§ PROMPT: Retype each entry below, keeping every character the same.

§ DATA SUPPLIED:
※

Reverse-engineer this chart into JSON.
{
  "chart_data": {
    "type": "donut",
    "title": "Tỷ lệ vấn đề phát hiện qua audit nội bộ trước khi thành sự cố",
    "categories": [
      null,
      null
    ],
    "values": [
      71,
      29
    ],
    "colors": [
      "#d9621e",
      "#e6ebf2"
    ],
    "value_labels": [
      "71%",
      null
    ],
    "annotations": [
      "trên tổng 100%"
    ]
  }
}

※

§ EXERCISE RESPONSE:
Reverse-engineer this chart into JSON.
{
  "chart_data": {
    "type": "donut",
    "title": "Tỷ lệ vấn đề phát hiện qua audit nội bộ trước khi thành sự cố",
    "categories": [
      null,
      null
    ],
    "values": [
      71,
      29
    ],
    "colors": [
      "#d9621e",
      "#e6ebf2"
    ],
    "value_labels": [
      "71%",
      null
    ],
    "annotations": [
      "trên tổng 100%"
    ]
  }
}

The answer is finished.